WHAT THE EXERCISE ASKS:
Reproduce each record below exactly as written.

- - - - - - -

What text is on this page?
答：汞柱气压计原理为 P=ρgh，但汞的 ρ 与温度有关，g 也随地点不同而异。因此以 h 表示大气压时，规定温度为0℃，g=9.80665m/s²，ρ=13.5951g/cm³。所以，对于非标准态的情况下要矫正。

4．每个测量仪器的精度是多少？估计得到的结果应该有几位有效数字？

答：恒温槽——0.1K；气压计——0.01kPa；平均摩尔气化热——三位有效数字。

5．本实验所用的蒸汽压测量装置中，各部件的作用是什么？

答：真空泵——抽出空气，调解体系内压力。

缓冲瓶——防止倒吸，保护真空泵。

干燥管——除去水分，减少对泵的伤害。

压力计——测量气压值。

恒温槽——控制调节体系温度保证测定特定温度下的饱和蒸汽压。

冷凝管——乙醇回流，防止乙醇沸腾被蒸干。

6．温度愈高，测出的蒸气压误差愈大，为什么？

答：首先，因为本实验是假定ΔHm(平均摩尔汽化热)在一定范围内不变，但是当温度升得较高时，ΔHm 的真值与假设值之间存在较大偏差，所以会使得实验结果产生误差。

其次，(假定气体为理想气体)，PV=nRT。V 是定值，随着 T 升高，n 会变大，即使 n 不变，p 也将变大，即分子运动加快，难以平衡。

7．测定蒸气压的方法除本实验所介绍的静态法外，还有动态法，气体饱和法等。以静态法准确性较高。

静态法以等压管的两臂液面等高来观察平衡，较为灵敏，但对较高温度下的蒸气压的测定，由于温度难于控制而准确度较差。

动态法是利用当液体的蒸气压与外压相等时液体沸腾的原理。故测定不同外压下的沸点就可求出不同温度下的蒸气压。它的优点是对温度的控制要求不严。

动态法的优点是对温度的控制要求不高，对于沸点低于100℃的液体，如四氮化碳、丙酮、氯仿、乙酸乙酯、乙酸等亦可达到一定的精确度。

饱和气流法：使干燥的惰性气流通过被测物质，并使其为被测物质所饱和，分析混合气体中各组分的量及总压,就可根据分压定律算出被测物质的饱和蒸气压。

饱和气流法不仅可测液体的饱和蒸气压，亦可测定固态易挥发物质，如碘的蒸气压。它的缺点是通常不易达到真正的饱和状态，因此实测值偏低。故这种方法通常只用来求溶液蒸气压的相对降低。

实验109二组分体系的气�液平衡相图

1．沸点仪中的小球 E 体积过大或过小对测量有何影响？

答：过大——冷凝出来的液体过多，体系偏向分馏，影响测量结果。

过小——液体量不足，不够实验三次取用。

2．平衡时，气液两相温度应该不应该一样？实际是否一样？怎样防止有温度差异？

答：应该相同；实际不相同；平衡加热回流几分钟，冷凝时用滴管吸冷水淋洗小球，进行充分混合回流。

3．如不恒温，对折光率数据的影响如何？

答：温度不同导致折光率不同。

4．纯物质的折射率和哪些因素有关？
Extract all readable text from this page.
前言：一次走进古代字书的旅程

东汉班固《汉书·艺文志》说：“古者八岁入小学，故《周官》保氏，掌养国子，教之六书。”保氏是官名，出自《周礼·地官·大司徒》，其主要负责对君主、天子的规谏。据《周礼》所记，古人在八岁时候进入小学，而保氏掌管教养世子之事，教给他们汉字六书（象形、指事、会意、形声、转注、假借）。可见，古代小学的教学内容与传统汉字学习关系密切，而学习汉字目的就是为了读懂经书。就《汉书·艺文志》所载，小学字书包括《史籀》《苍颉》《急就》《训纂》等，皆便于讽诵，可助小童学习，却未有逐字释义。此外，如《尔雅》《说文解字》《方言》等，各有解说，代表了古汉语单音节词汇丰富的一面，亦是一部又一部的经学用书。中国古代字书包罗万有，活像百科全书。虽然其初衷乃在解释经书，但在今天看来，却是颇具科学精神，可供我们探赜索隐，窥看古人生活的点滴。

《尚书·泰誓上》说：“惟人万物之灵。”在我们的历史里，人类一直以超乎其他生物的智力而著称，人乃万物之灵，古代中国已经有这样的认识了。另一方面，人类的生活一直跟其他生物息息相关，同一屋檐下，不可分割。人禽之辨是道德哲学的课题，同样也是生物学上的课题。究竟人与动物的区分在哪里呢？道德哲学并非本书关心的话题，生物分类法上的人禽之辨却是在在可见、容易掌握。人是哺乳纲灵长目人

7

- - - - - - -

RESPONSE FOR THIS EXERCISE:
What text is on this page?
答：汞柱气压计原理为 P=ρgh，但汞的 ρ 与温度有关，g 也随地点不同而异。因此以 h 表示大气压时，规定温度为0℃，g=9.80665m/s²，ρ=13.5951g/cm³。所以，对于非标准态的情况下要矫正。

4．每个测量仪器的精度是多少？估计得到的结果应该有几位有效数字？

答：恒温槽——0.1K；气压计——0.01kPa；平均摩尔气化热——三位有效数字。

5．本实验所用的蒸汽压测量装置中，各部件的作用是什么？

答：真空泵——抽出空气，调解体系内压力。

缓冲瓶——防止倒吸，保护真空泵。

干燥管——除去水分，减少对泵的伤害。

压力计——测量气压值。

恒温槽——控制调节体系温度保证测定特定温度下的饱和蒸汽压。

冷凝管——乙醇回流，防止乙醇沸腾被蒸干。

6．温度愈高，测出的蒸气压误差愈大，为什么？

答：首先，因为本实验是假定ΔHm(平均摩尔汽化热)在一定范围内不变，但是当温度升得较高时，ΔHm 的真值与假设值之间存在较大偏差，所以会使得实验结果产生误差。

其次，(假定气体为理想气体)，PV=nRT。V 是定值，随着 T 升高，n 会变大，即使 n 不变，p 也将变大，即分子运动加快，难以平衡。

7．测定蒸气压的方法除本实验所介绍的静态法外，还有动态法，气体饱和法等。以静态法准确性较高。

静态法以等压管的两臂液面等高来观察平衡，较为灵敏，但对较高温度下的蒸气压的测定，由于温度难于控制而准确度较差。

动态法是利用当液体的蒸气压与外压相等时液体沸腾的原理。故测定不同外压下的沸点就可求出不同温度下的蒸气压。它的优点是对温度的控制要求不严。

动态法的优点是对温度的控制要求不高，对于沸点低于100℃的液体，如四氮化碳、丙酮、氯仿、乙酸乙酯、乙酸等亦可达到一定的精确度。

饱和气流法：使干燥的惰性气流通过被测物质，并使其为被测物质所饱和，分析混合气体中各组分的量及总压,就可根据分压定律算出被测物质的饱和蒸气压。

饱和气流法不仅可测液体的饱和蒸气压，亦可测定固态易挥发物质，如碘的蒸气压。它的缺点是通常不易达到真正的饱和状态，因此实测值偏低。故这种方法通常只用来求溶液蒸气压的相对降低。

实验109二组分体系的气�液平衡相图

1．沸点仪中的小球 E 体积过大或过小对测量有何影响？

答：过大——冷凝出来的液体过多，体系偏向分馏，影响测量结果。

过小——液体量不足，不够实验三次取用。

2．平衡时，气液两相温度应该不应该一样？实际是否一样？怎样防止有温度差异？

答：应该相同；实际不相同；平衡加热回流几分钟，冷凝时用滴管吸冷水淋洗小球，进行充分混合回流。

3．如不恒温，对折光率数据的影响如何？

答：温度不同导致折光率不同。

4．纯物质的折射率和哪些因素有关？
Extract all readable text from this page.
前言：一次走进古代字书的旅程

东汉班固《汉书·艺文志》说：“古者八岁入小学，故《周官》保氏，掌养国子，教之六书。”保氏是官名，出自《周礼·地官·大司徒》，其主要负责对君主、天子的规谏。据《周礼》所记，古人在八岁时候进入小学，而保氏掌管教养世子之事，教给他们汉字六书（象形、指事、会意、形声、转注、假借）。可见，古代小学的教学内容与传统汉字学习关系密切，而学习汉字目的就是为了读懂经书。就《汉书·艺文志》所载，小学字书包括《史籀》《苍颉》《急就》《训纂》等，皆便于讽诵，可助小童学习，却未有逐字释义。此外，如《尔雅》《说文解字》《方言》等，各有解说，代表了古汉语单音节词汇丰富的一面，亦是一部又一部的经学用书。中国古代字书包罗万有，活像百科全书。虽然其初衷乃在解释经书，但在今天看来，却是颇具科学精神，可供我们探赜索隐，窥看古人生活的点滴。

《尚书·泰誓上》说：“惟人万物之灵。”在我们的历史里，人类一直以超乎其他生物的智力而著称，人乃万物之灵，古代中国已经有这样的认识了。另一方面，人类的生活一直跟其他生物息息相关，同一屋檐下，不可分割。人禽之辨是道德哲学的课题，同样也是生物学上的课题。究竟人与动物的区分在哪里呢？道德哲学并非本书关心的话题，生物分类法上的人禽之辨却是在在可见、容易掌握。人是哺乳纲灵长目人

7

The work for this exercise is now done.